PROVIDED DATA
* begin *

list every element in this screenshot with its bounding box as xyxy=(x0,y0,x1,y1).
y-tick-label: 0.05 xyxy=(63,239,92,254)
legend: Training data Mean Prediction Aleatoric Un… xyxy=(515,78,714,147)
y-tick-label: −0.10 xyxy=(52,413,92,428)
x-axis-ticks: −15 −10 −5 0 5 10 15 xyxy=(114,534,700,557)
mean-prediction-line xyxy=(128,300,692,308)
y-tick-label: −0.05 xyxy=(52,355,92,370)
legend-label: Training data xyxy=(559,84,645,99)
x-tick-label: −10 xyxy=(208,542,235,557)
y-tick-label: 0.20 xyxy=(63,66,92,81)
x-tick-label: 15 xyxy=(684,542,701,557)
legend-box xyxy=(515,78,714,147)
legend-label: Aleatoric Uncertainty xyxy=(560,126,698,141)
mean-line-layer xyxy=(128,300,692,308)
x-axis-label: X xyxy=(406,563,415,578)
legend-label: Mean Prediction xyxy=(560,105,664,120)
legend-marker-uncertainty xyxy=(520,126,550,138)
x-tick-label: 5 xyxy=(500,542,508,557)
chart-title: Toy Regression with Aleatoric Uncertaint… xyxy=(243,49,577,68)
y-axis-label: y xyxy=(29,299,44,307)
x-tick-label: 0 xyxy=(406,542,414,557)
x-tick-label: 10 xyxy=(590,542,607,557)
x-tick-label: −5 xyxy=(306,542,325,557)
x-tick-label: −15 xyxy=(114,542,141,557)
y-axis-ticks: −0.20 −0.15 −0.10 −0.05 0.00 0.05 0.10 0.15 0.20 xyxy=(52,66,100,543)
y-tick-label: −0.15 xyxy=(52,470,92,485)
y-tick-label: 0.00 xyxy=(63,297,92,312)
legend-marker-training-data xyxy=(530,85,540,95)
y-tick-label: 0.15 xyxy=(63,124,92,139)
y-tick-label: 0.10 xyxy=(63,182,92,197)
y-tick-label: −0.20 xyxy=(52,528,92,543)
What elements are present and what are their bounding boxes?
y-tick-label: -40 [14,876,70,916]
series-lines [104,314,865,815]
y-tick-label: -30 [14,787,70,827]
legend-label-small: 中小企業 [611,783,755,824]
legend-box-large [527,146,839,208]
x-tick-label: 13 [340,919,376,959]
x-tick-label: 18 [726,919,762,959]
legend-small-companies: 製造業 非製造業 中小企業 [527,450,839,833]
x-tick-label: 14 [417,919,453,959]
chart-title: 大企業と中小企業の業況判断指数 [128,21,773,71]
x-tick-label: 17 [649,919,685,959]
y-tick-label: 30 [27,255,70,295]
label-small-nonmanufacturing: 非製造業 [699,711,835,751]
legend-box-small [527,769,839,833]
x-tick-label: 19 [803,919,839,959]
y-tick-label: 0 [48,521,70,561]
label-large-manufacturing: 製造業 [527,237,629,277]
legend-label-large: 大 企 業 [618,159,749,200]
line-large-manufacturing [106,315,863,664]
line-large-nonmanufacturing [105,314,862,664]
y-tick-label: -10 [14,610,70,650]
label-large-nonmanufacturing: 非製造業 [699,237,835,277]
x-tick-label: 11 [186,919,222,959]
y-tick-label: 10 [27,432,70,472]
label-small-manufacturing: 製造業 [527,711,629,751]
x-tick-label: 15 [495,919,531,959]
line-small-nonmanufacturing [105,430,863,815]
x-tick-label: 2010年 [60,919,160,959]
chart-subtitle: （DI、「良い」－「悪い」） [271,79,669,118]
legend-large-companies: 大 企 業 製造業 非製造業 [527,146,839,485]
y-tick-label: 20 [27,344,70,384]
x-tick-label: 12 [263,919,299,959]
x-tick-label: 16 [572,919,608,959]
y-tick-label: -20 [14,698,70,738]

* end *

SET TASK
Render every line of the entries above as a Markdown table with two columns, Row and Entry. Number the rows in order and leave out blank lines.

RESPONSE TO THIS TASK
| Row | Entry |
|---|---|
| 1 | list every element in this screenshot with its bounding box as xyxy=(x0,y0,x1,y1). |
| 2 | y-tick-label: 0.05 xyxy=(63,239,92,254) |
| 3 | legend: Training data Mean Prediction Aleatoric Un… xyxy=(515,78,714,147) |
| 4 | y-tick-label: −0.10 xyxy=(52,413,92,428) |
| 5 | x-axis-ticks: −15 −10 −5 0 5 10 15 xyxy=(114,534,700,557) |
| 6 | mean-prediction-line xyxy=(128,300,692,308) |
| 7 | y-tick-label: −0.05 xyxy=(52,355,92,370) |
| 8 | legend-label: Training data xyxy=(559,84,645,99) |
| 9 | x-tick-label: −10 xyxy=(208,542,235,557) |
| 10 | y-tick-label: 0.20 xyxy=(63,66,92,81) |
| 11 | x-tick-label: 15 xyxy=(684,542,701,557) |
| 12 | legend-box xyxy=(515,78,714,147) |
| 13 | legend-label: Aleatoric Uncertainty xyxy=(560,126,698,141) |
| 14 | mean-line-layer xyxy=(128,300,692,308) |
| 15 | x-axis-label: X xyxy=(406,563,415,578) |
| 16 | legend-label: Mean Prediction xyxy=(560,105,664,120) |
| 17 | legend-marker-uncertainty xyxy=(520,126,550,138) |
| 18 | x-tick-label: 5 xyxy=(500,542,508,557) |
| 19 | chart-title: Toy Regression with Aleatoric Uncertaint… xyxy=(243,49,577,68) |
| 20 | y-axis-label: y xyxy=(29,299,44,307) |
| 21 | x-tick-label: 0 xyxy=(406,542,414,557) |
| 22 | x-tick-label: 10 xyxy=(590,542,607,557) |
| 23 | x-tick-label: −5 xyxy=(306,542,325,557) |
| 24 | x-tick-label: −15 xyxy=(114,542,141,557) |
| 25 | y-axis-ticks: −0.20 −0.15 −0.10 −0.05 0.00 0.05 0.10 0.15 0.20 xyxy=(52,66,100,543) |
| 26 | y-tick-label: −0.15 xyxy=(52,470,92,485) |
| 27 | y-tick-label: 0.00 xyxy=(63,297,92,312) |
| 28 | legend-marker-training-data xyxy=(530,85,540,95) |
| 29 | y-tick-label: 0.15 xyxy=(63,124,92,139) |
| 30 | y-tick-label: 0.10 xyxy=(63,182,92,197) |
| 31 | y-tick-label: −0.20 xyxy=(52,528,92,543) |
| 32 | What elements are present and what are their bounding boxes? |
| 33 | y-tick-label: -40 [14,876,70,916] |
| 34 | series-lines [104,314,865,815] |
| 35 | y-tick-label: -30 [14,787,70,827] |
| 36 | legend-label-small: 中小企業 [611,783,755,824] |
| 37 | legend-box-large [527,146,839,208] |
| 38 | x-tick-label: 13 [340,919,376,959] |
| 39 | x-tick-label: 18 [726,919,762,959] |
| 40 | legend-small-companies: 製造業 非製造業 中小企業 [527,450,839,833] |
| 41 | x-tick-label: 14 [417,919,453,959] |
| 42 | chart-title: 大企業と中小企業の業況判断指数 [128,21,773,71] |
| 43 | x-tick-label: 17 [649,919,685,959] |
| 44 | y-tick-label: 30 [27,255,70,295] |
| 45 | label-small-nonmanufacturing: 非製造業 [699,711,835,751] |
| 46 | legend-box-small [527,769,839,833] |
| 47 | x-tick-label: 19 [803,919,839,959] |
| 48 | y-tick-label: 0 [48,521,70,561] |
| 49 | label-large-manufacturing: 製造業 [527,237,629,277] |
| 50 | legend-label-large: 大 企 業 [618,159,749,200] |
| 51 | line-large-manufacturing [106,315,863,664] |
| 52 | line-large-nonmanufacturing [105,314,862,664] |
| 53 | y-tick-label: -10 [14,610,70,650] |
| 54 | label-large-nonmanufacturing: 非製造業 [699,237,835,277] |
| 55 | x-tick-label: 11 [186,919,222,959] |
| 56 | y-tick-label: 10 [27,432,70,472] |
| 57 | label-small-manufacturing: 製造業 [527,711,629,751] |
| 58 | x-tick-label: 15 [495,919,531,959] |
| 59 | line-small-nonmanufacturing [105,430,863,815] |
| 60 | x-tick-label: 2010年 [60,919,160,959] |
| 61 | chart-subtitle: （DI、「良い」－「悪い」） [271,79,669,118] |
| 62 | legend-large-companies: 大 企 業 製造業 非製造業 [527,146,839,485] |
| 63 | y-tick-label: 20 [27,344,70,384] |
| 64 | x-tick-label: 12 [263,919,299,959] |
| 65 | x-tick-label: 16 [572,919,608,959] |
| 66 | y-tick-label: -20 [14,698,70,738] |